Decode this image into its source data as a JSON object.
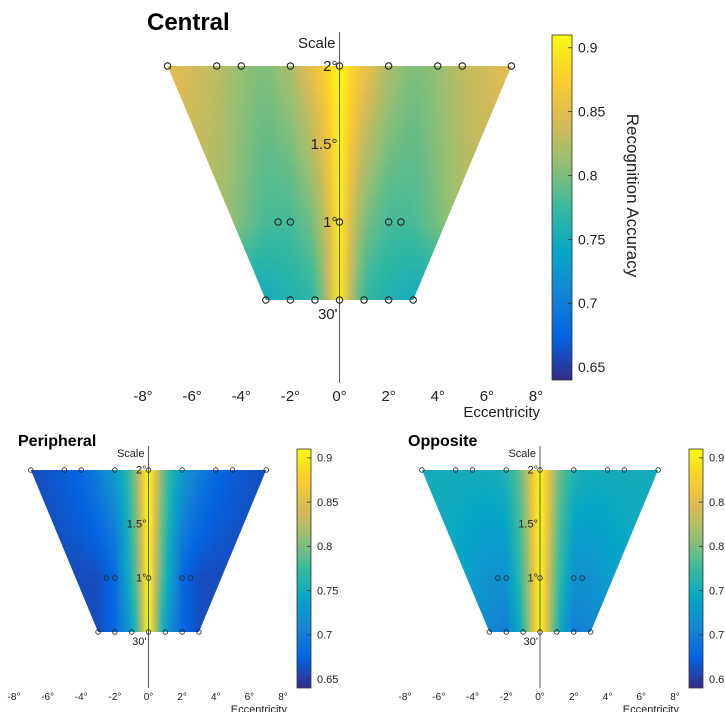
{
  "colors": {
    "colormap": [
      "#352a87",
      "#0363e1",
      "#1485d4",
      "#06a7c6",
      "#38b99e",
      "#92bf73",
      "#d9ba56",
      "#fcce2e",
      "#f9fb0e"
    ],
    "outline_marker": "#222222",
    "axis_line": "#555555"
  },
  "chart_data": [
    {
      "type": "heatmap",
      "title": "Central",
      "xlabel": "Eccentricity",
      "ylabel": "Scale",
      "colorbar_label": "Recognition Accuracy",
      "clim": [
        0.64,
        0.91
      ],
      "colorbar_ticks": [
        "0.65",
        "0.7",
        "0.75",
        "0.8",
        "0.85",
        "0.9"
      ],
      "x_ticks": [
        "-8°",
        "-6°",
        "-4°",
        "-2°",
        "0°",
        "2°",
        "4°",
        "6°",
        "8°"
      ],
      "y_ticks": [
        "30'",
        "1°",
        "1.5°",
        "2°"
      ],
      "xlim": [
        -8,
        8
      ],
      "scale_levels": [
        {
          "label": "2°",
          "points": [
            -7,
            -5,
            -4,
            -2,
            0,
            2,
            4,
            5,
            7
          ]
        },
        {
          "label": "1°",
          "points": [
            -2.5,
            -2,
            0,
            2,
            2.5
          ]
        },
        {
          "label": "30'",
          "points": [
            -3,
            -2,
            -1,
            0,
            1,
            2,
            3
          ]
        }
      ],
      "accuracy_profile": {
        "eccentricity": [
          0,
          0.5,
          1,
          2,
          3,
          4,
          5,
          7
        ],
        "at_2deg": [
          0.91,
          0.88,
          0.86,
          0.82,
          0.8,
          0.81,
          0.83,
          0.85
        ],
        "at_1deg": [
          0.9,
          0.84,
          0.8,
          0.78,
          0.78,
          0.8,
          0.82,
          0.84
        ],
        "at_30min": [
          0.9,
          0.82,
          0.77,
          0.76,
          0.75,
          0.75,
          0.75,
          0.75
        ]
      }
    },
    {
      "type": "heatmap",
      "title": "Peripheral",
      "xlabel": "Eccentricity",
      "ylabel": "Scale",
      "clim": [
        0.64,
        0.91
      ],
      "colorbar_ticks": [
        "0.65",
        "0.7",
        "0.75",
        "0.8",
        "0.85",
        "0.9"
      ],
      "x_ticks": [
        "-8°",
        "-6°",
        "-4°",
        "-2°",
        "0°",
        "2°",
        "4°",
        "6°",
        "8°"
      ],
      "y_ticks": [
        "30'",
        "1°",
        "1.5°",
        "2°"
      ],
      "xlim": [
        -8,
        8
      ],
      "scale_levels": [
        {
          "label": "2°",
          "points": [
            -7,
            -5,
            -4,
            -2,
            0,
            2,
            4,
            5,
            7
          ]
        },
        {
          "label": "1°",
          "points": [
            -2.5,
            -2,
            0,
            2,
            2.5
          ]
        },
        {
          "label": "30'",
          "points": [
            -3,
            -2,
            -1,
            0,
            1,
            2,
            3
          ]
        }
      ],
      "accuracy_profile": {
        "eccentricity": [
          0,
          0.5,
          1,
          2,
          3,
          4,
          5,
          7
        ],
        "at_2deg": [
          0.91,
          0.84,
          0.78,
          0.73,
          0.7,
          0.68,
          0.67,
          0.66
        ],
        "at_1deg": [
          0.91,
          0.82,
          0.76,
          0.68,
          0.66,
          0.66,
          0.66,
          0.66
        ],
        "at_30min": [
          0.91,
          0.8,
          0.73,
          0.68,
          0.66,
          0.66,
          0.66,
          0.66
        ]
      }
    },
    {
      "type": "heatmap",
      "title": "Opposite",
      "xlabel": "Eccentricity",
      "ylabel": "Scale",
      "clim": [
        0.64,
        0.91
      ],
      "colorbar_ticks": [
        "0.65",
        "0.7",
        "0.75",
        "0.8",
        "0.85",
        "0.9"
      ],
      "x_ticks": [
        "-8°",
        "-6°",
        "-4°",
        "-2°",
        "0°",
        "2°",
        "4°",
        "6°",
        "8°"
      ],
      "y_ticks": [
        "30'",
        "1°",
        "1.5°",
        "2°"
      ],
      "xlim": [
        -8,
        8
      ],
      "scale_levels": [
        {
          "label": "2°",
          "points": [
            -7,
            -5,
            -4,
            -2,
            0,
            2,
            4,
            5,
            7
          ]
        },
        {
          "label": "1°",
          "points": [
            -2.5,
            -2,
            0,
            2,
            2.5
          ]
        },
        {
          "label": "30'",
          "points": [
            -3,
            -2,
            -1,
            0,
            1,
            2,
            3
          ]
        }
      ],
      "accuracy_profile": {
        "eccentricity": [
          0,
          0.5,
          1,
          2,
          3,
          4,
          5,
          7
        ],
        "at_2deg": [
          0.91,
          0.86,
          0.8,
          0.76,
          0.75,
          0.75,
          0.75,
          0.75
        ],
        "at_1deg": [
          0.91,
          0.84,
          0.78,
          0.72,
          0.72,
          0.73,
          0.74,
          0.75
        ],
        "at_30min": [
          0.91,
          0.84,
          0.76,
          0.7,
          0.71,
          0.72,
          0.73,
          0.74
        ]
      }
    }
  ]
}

========================

● **DIRECTIONS**
The listing above must be printed again exactly, minus its pictures.

● **SOLUTION**
Decode this image into its source data as a JSON object.
{
  "colors": {
    "colormap": [
      "#352a87",
      "#0363e1",
      "#1485d4",
      "#06a7c6",
      "#38b99e",
      "#92bf73",
      "#d9ba56",
      "#fcce2e",
      "#f9fb0e"
    ],
    "outline_marker": "#222222",
    "axis_line": "#555555"
  },
  "chart_data": [
    {
      "type": "heatmap",
      "title": "Central",
      "xlabel": "Eccentricity",
      "ylabel": "Scale",
      "colorbar_label": "Recognition Accuracy",
      "clim": [
        0.64,
        0.91
      ],
      "colorbar_ticks": [
        "0.65",
        "0.7",
        "0.75",
        "0.8",
        "0.85",
        "0.9"
      ],
      "x_ticks": [
        "-8°",
        "-6°",
        "-4°",
        "-2°",
        "0°",
        "2°",
        "4°",
        "6°",
        "8°"
      ],
      "y_ticks": [
        "30'",
        "1°",
        "1.5°",
        "2°"
      ],
      "xlim": [
        -8,
        8
      ],
      "scale_levels": [
        {
          "label": "2°",
          "points": [
            -7,
            -5,
            -4,
            -2,
            0,
            2,
            4,
            5,
            7
          ]
        },
        {
          "label": "1°",
          "points": [
            -2.5,
            -2,
            0,
            2,
            2.5
          ]
        },
        {
          "label": "30'",
          "points": [
            -3,
            -2,
            -1,
            0,
            1,
            2,
            3
          ]
        }
      ],
      "accuracy_profile": {
        "eccentricity": [
          0,
          0.5,
          1,
          2,
          3,
          4,
          5,
          7
        ],
        "at_2deg": [
          0.91,
          0.88,
          0.86,
          0.82,
          0.8,
          0.81,
          0.83,
          0.85
        ],
        "at_1deg": [
          0.9,
          0.84,
          0.8,
          0.78,
          0.78,
          0.8,
          0.82,
          0.84
        ],
        "at_30min": [
          0.9,
          0.82,
          0.77,
          0.76,
          0.75,
          0.75,
          0.75,
          0.75
        ]
      }
    },
    {
      "type": "heatmap",
      "title": "Peripheral",
      "xlabel": "Eccentricity",
      "ylabel": "Scale",
      "clim": [
        0.64,
        0.91
      ],
      "colorbar_ticks": [
        "0.65",
        "0.7",
        "0.75",
        "0.8",
        "0.85",
        "0.9"
      ],
      "x_ticks": [
        "-8°",
        "-6°",
        "-4°",
        "-2°",
        "0°",
        "2°",
        "4°",
        "6°",
        "8°"
      ],
      "y_ticks": [
        "30'",
        "1°",
        "1.5°",
        "2°"
      ],
      "xlim": [
        -8,
        8
      ],
      "scale_levels": [
        {
          "label": "2°",
          "points": [
            -7,
            -5,
            -4,
            -2,
            0,
            2,
            4,
            5,
            7
          ]
        },
        {
          "label": "1°",
          "points": [
            -2.5,
            -2,
            0,
            2,
            2.5
          ]
        },
        {
          "label": "30'",
          "points": [
            -3,
            -2,
            -1,
            0,
            1,
            2,
            3
          ]
        }
      ],
      "accuracy_profile": {
        "eccentricity": [
          0,
          0.5,
          1,
          2,
          3,
          4,
          5,
          7
        ],
        "at_2deg": [
          0.91,
          0.84,
          0.78,
          0.73,
          0.7,
          0.68,
          0.67,
          0.66
        ],
        "at_1deg": [
          0.91,
          0.82,
          0.76,
          0.68,
          0.66,
          0.66,
          0.66,
          0.66
        ],
        "at_30min": [
          0.91,
          0.8,
          0.73,
          0.68,
          0.66,
          0.66,
          0.66,
          0.66
        ]
      }
    },
    {
      "type": "heatmap",
      "title": "Opposite",
      "xlabel": "Eccentricity",
      "ylabel": "Scale",
      "clim": [
        0.64,
        0.91
      ],
      "colorbar_ticks": [
        "0.65",
        "0.7",
        "0.75",
        "0.8",
        "0.85",
        "0.9"
      ],
      "x_ticks": [
        "-8°",
        "-6°",
        "-4°",
        "-2°",
        "0°",
        "2°",
        "4°",
        "6°",
        "8°"
      ],
      "y_ticks": [
        "30'",
        "1°",
        "1.5°",
        "2°"
      ],
      "xlim": [
        -8,
        8
      ],
      "scale_levels": [
        {
          "label": "2°",
          "points": [
            -7,
            -5,
            -4,
            -2,
            0,
            2,
            4,
            5,
            7
          ]
        },
        {
          "label": "1°",
          "points": [
            -2.5,
            -2,
            0,
            2,
            2.5
          ]
        },
        {
          "label": "30'",
          "points": [
            -3,
            -2,
            -1,
            0,
            1,
            2,
            3
          ]
        }
      ],
      "accuracy_profile": {
        "eccentricity": [
          0,
          0.5,
          1,
          2,
          3,
          4,
          5,
          7
        ],
        "at_2deg": [
          0.91,
          0.86,
          0.8,
          0.76,
          0.75,
          0.75,
          0.75,
          0.75
        ],
        "at_1deg": [
          0.91,
          0.84,
          0.78,
          0.72,
          0.72,
          0.73,
          0.74,
          0.75
        ],
        "at_30min": [
          0.91,
          0.84,
          0.76,
          0.7,
          0.71,
          0.72,
          0.73,
          0.74
        ]
      }
    }
  ]
}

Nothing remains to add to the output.